Dataset rows about figures
.....

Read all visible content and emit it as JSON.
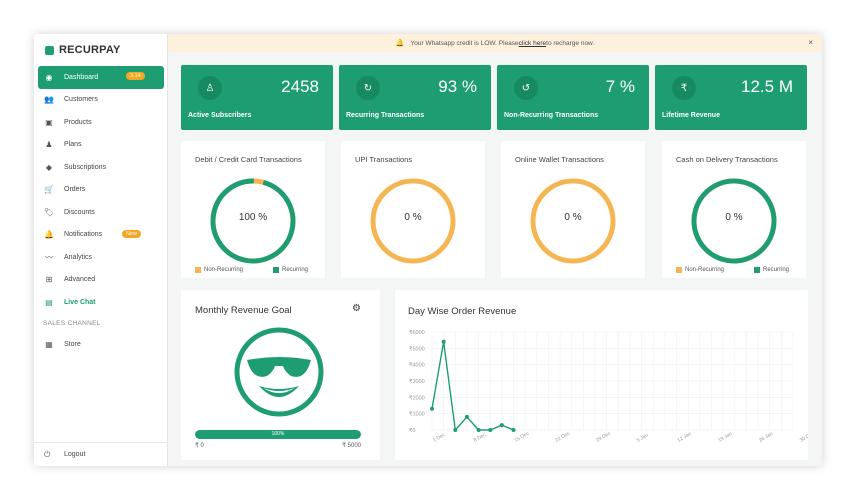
{
  "app": {
    "logo_text": "RECURPAY"
  },
  "colors": {
    "brand_green": "#1e9d72",
    "accent_orange": "#f5b552",
    "notice_bg": "#fdf0dc",
    "badge_orange": "#f5a623"
  },
  "notice": {
    "prefix": "Your Whatsapp credit is LOW. Please ",
    "link": "click here",
    "suffix": " to recharge now.",
    "icon": "bell-icon",
    "close": "×"
  },
  "sidebar": {
    "items": [
      {
        "label": "Dashboard",
        "icon": "dashboard-icon",
        "badge": "3.14",
        "active": true
      },
      {
        "label": "Customers",
        "icon": "users-icon"
      },
      {
        "label": "Products",
        "icon": "box-icon"
      },
      {
        "label": "Plans",
        "icon": "plans-icon"
      },
      {
        "label": "Subscriptions",
        "icon": "layers-icon"
      },
      {
        "label": "Orders",
        "icon": "cart-icon"
      },
      {
        "label": "Discounts",
        "icon": "tag-icon"
      },
      {
        "label": "Notifications",
        "icon": "bell-icon",
        "badge": "New"
      },
      {
        "label": "Analytics",
        "icon": "trend-icon"
      },
      {
        "label": "Advanced",
        "icon": "plus-box-icon"
      },
      {
        "label": "Live Chat",
        "icon": "chat-icon",
        "live": true
      }
    ],
    "section_label": "SALES CHANNEL",
    "store": {
      "label": "Store",
      "icon": "store-icon"
    },
    "logout": {
      "label": "Logout",
      "icon": "logout-icon"
    }
  },
  "stats": [
    {
      "value": "2458",
      "label": "Active Subscribers",
      "icon": "person-icon"
    },
    {
      "value": "93 %",
      "label": "Recurring Transactions",
      "icon": "refresh-icon"
    },
    {
      "value": "7 %",
      "label": "Non-Recurring Transactions",
      "icon": "non-recurring-icon"
    },
    {
      "value": "12.5 M",
      "label": "Lifetime Revenue",
      "icon": "rupee-icon"
    }
  ],
  "donuts": [
    {
      "title": "Debit / Credit Card Transactions",
      "pct": "100 %",
      "recurring": 0.96,
      "legend": true
    },
    {
      "title": "UPI Transactions",
      "pct": "0 %",
      "recurring": 0,
      "legend": false
    },
    {
      "title": "Online Wallet Transactions",
      "pct": "0 %",
      "recurring": 0,
      "legend": false
    },
    {
      "title": "Cash on Delivery Transactions",
      "pct": "0 %",
      "recurring": 1,
      "legend": true
    }
  ],
  "legend": {
    "non_recurring": "Non-Recurring",
    "recurring": "Recurring"
  },
  "goal": {
    "title": "Monthly Revenue Goal",
    "gear_icon": "gear-icon",
    "face_icon": "sunglasses-smiley-icon",
    "progress": 1.0,
    "progress_label": "100%",
    "min_label": "₹ 0",
    "max_label": "₹ 5000"
  },
  "chart_data": {
    "type": "line",
    "title": "Day Wise Order Revenue",
    "yticks": [
      "₹6000",
      "₹5000",
      "₹4000",
      "₹3000",
      "₹2000",
      "₹1000",
      "₹0"
    ],
    "ylim": [
      0,
      6000
    ],
    "xticks": [
      "1 Dec",
      "8 Dec",
      "15 Dec",
      "22 Dec",
      "29 Dec",
      "5 Jan",
      "12 Jan",
      "19 Jan",
      "26 Jan",
      "30 Dec"
    ],
    "x_total_days": 32,
    "series": [
      {
        "days": [
          0,
          1,
          2,
          3,
          4,
          5,
          6,
          7
        ],
        "values": [
          1300,
          5400,
          0,
          800,
          0,
          0,
          300,
          0
        ]
      }
    ]
  }
}
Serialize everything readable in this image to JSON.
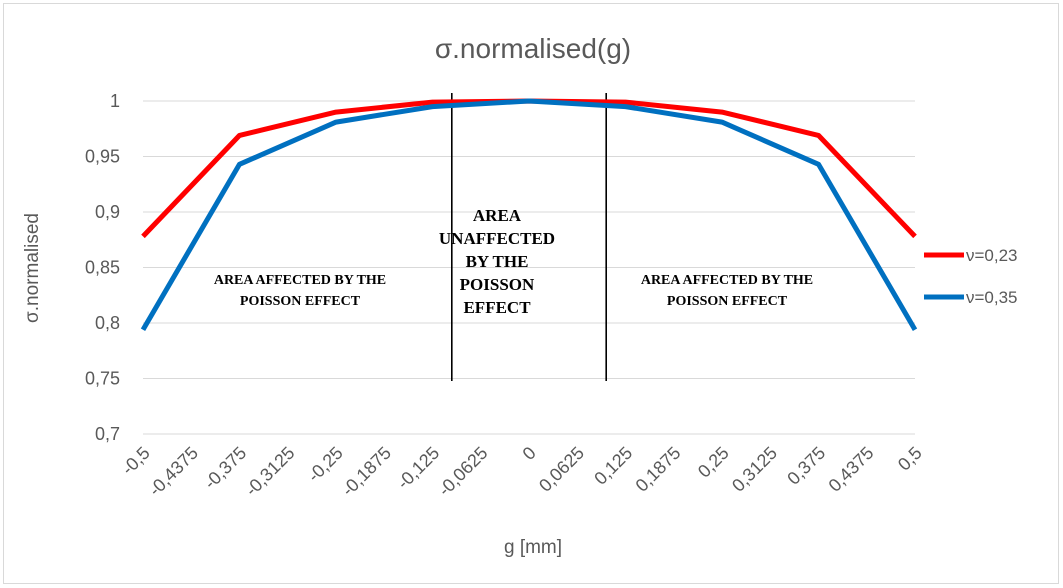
{
  "chart_data": {
    "type": "line",
    "title": "σ.normalised(g)",
    "xlabel": "g [mm]",
    "ylabel": "σ.normalised",
    "categories": [
      "-0,5",
      "-0,4375",
      "-0,375",
      "-0,3125",
      "-0,25",
      "-0,1875",
      "-0,125",
      "-0,0625",
      "0",
      "0,0625",
      "0,125",
      "0,1875",
      "0,25",
      "0,3125",
      "0,375",
      "0,4375",
      "0,5"
    ],
    "yticks": [
      "0,7",
      "0,75",
      "0,8",
      "0,85",
      "0,9",
      "0,95",
      "1"
    ],
    "ylim": [
      0.7,
      1.0
    ],
    "grid": true,
    "legend_position": "right",
    "series": [
      {
        "name": "ν=0,23",
        "color": "#ff0000",
        "points": [
          [
            -0.5,
            0.878
          ],
          [
            -0.375,
            0.969
          ],
          [
            -0.25,
            0.99
          ],
          [
            -0.125,
            0.999
          ],
          [
            0,
            1.0
          ],
          [
            0.125,
            0.999
          ],
          [
            0.25,
            0.99
          ],
          [
            0.375,
            0.969
          ],
          [
            0.5,
            0.878
          ]
        ]
      },
      {
        "name": "ν=0,35",
        "color": "#0070c0",
        "points": [
          [
            -0.5,
            0.794
          ],
          [
            -0.375,
            0.943
          ],
          [
            -0.25,
            0.981
          ],
          [
            -0.125,
            0.995
          ],
          [
            0,
            1.0
          ],
          [
            0.125,
            0.995
          ],
          [
            0.25,
            0.981
          ],
          [
            0.375,
            0.943
          ],
          [
            0.5,
            0.794
          ]
        ]
      }
    ],
    "divider_lines_x": [
      -0.1,
      0.1
    ],
    "annotations": {
      "left": [
        "AREA AFFECTED BY THE",
        "POISSON EFFECT"
      ],
      "center": [
        "AREA",
        "UNAFFECTED",
        "BY THE",
        "POISSON",
        "EFFECT"
      ],
      "right": [
        "AREA AFFECTED BY THE",
        "POISSON EFFECT"
      ]
    }
  }
}
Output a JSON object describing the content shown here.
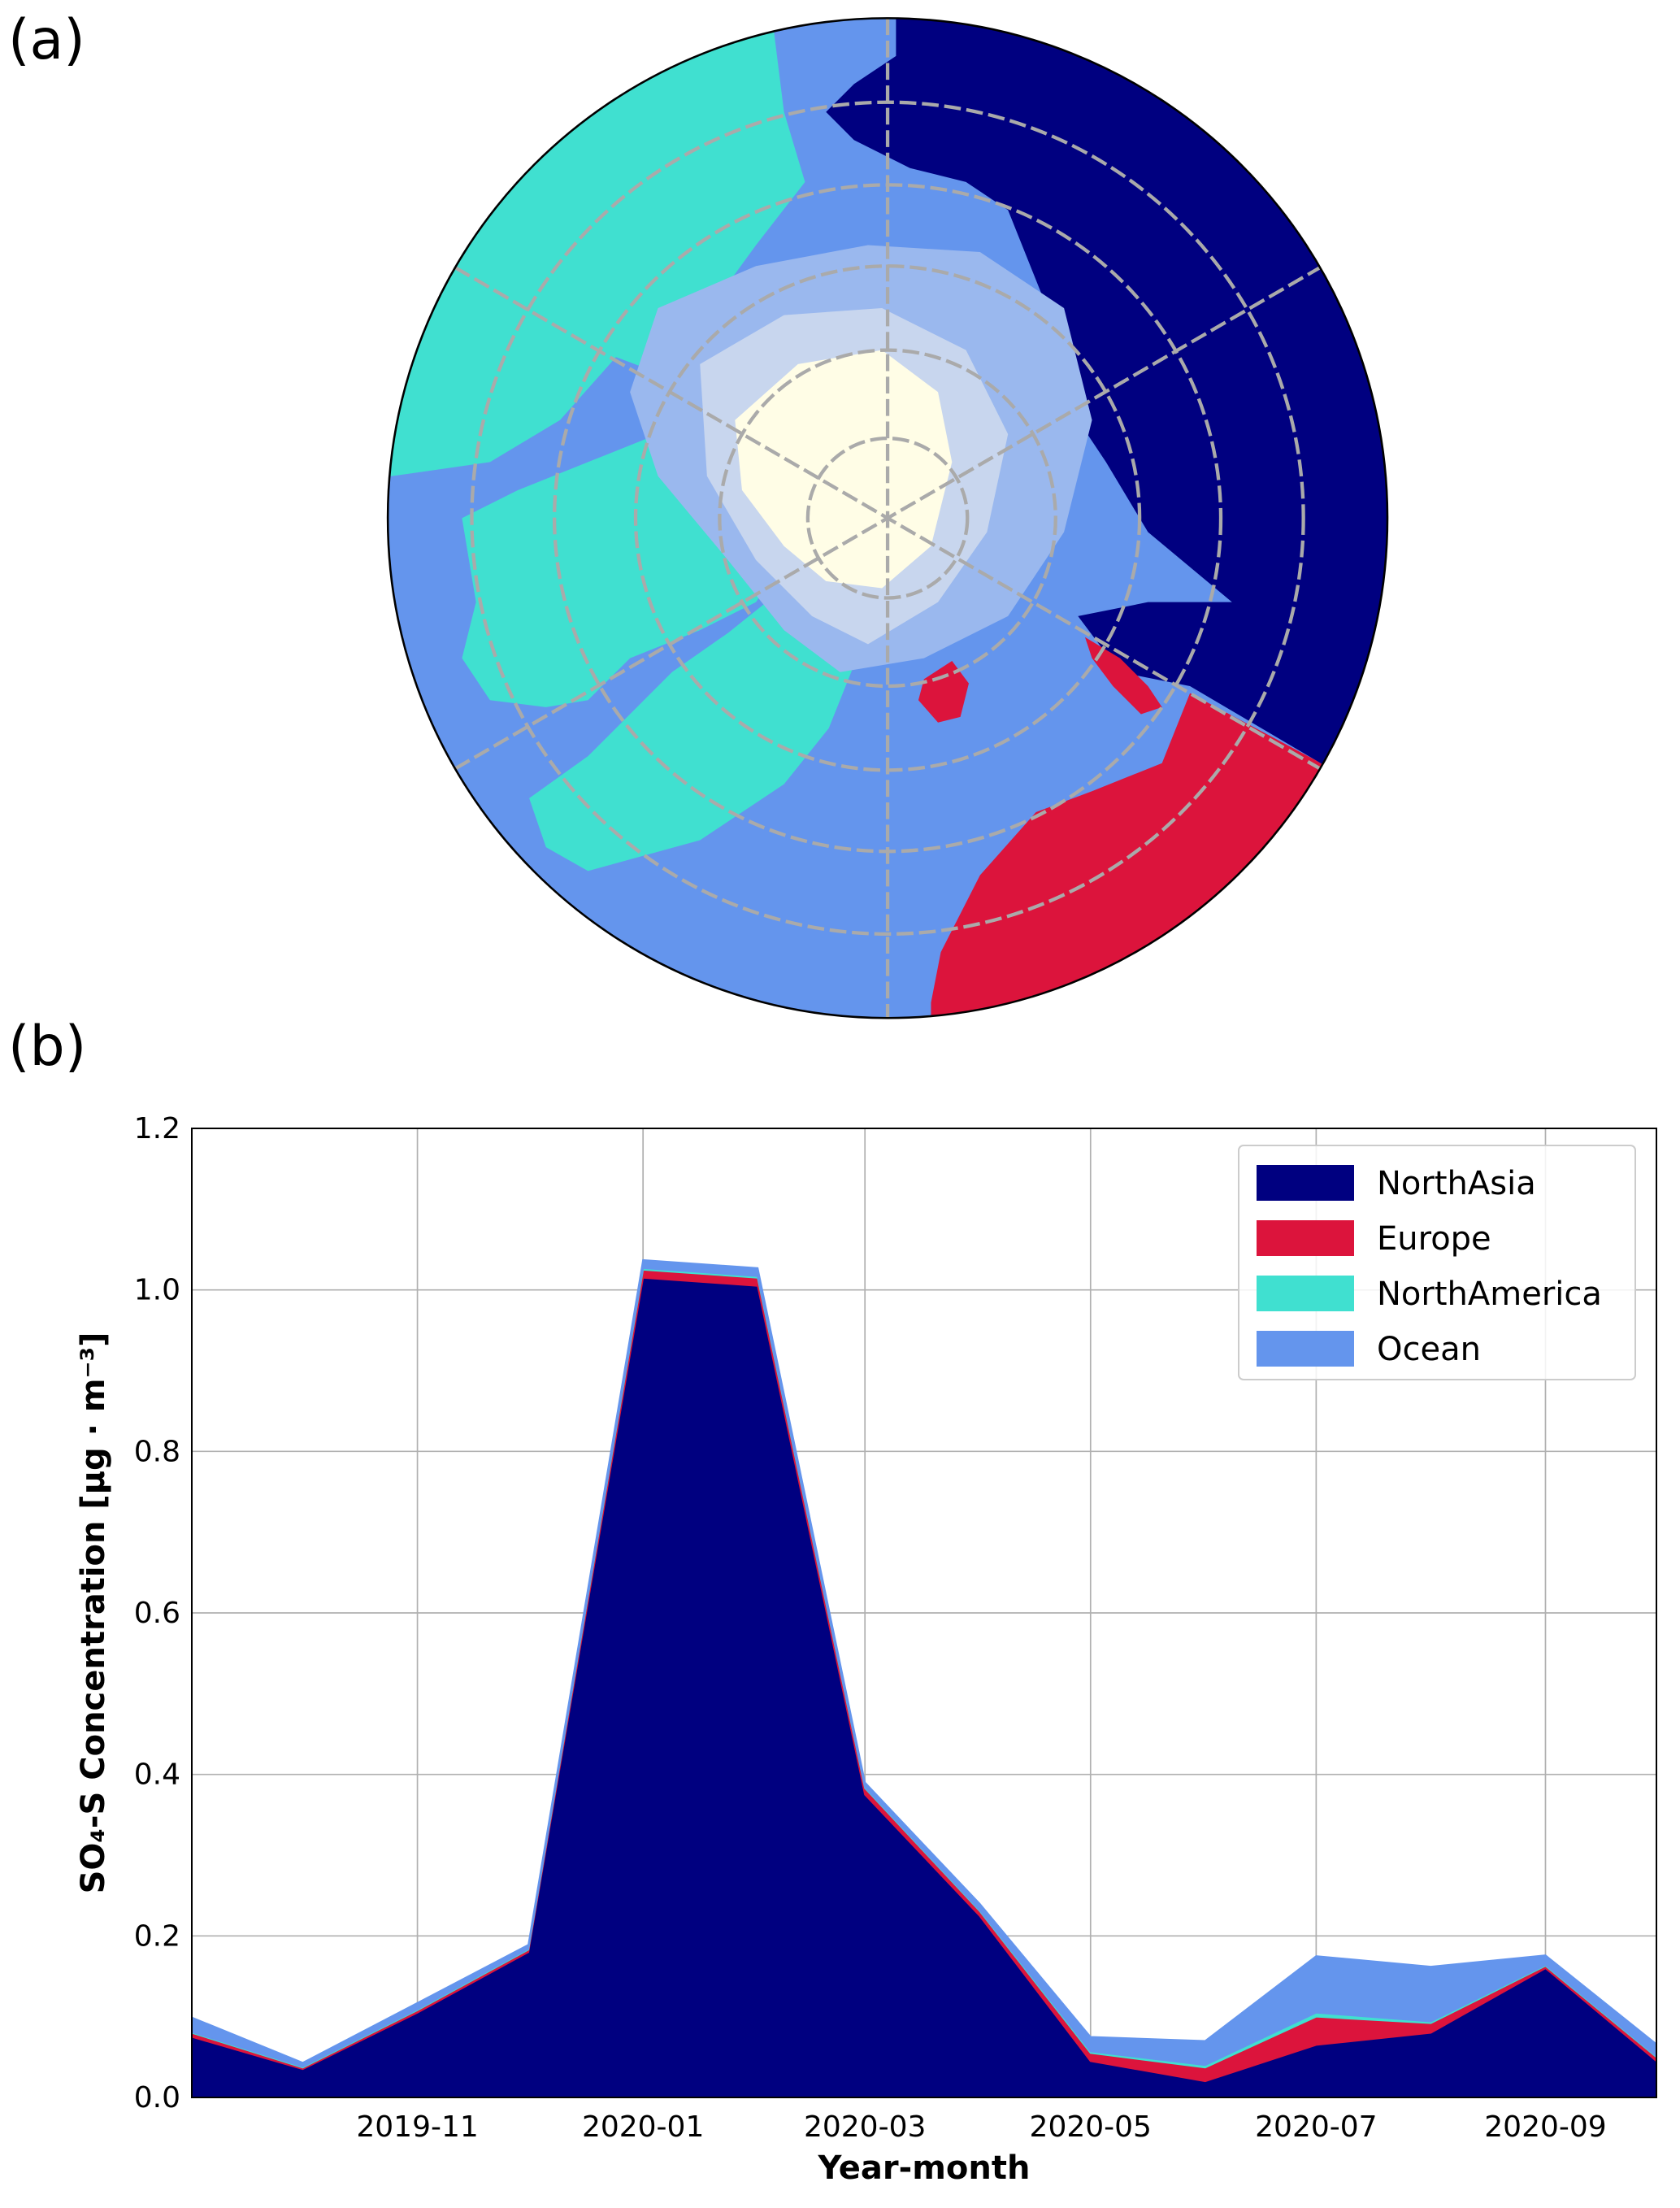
{
  "panel_labels": [
    "(a)",
    "(b)"
  ],
  "chart_data": {
    "type": "stackedarea",
    "xlabel": "Year-month",
    "ylabel": "SO₄-S Concentration [μg · m⁻³]",
    "x": [
      "2019-09",
      "2019-10",
      "2019-11",
      "2019-12",
      "2020-01",
      "2020-02",
      "2020-03",
      "2020-04",
      "2020-05",
      "2020-06",
      "2020-07",
      "2020-08",
      "2020-09",
      "2020-10"
    ],
    "series": [
      {
        "name": "NorthAsia",
        "color": "#000080",
        "values": [
          0.075,
          0.035,
          0.105,
          0.18,
          1.015,
          1.005,
          0.375,
          0.225,
          0.045,
          0.02,
          0.065,
          0.08,
          0.16,
          0.045
        ]
      },
      {
        "name": "Europe",
        "color": "#dc143c",
        "values": [
          0.005,
          0.002,
          0.003,
          0.003,
          0.01,
          0.01,
          0.008,
          0.006,
          0.01,
          0.017,
          0.035,
          0.012,
          0.003,
          0.005
        ]
      },
      {
        "name": "NorthAmerica",
        "color": "#40e0d0",
        "values": [
          0.001,
          0.001,
          0.001,
          0.001,
          0.002,
          0.002,
          0.001,
          0.001,
          0.002,
          0.003,
          0.005,
          0.002,
          0.001,
          0.001
        ]
      },
      {
        "name": "Ocean",
        "color": "#6495ed",
        "values": [
          0.018,
          0.005,
          0.008,
          0.005,
          0.01,
          0.01,
          0.006,
          0.008,
          0.018,
          0.03,
          0.07,
          0.068,
          0.012,
          0.015
        ]
      }
    ],
    "xlim": [
      "2019-09",
      "2020-10"
    ],
    "xticks": [
      "2019-11",
      "2020-01",
      "2020-03",
      "2020-05",
      "2020-07",
      "2020-09"
    ],
    "ylim": [
      0,
      1.2
    ],
    "yticks": [
      {
        "value": 0,
        "label": "0.0"
      },
      0.2,
      0.4,
      0.6,
      0.8,
      {
        "value": 1,
        "label": "1.0"
      },
      1.2
    ],
    "grid": true,
    "legend": "upper right"
  }
}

.....

TASK BRIEF: Identify each line of the material where the word "Revenue" shows up, and copy it.

FULL RESPONSE:
      "label": "Lifetime Revenue",
    "title": "Monthly Revenue Goal",
    "title": "Day Wise Order Revenue",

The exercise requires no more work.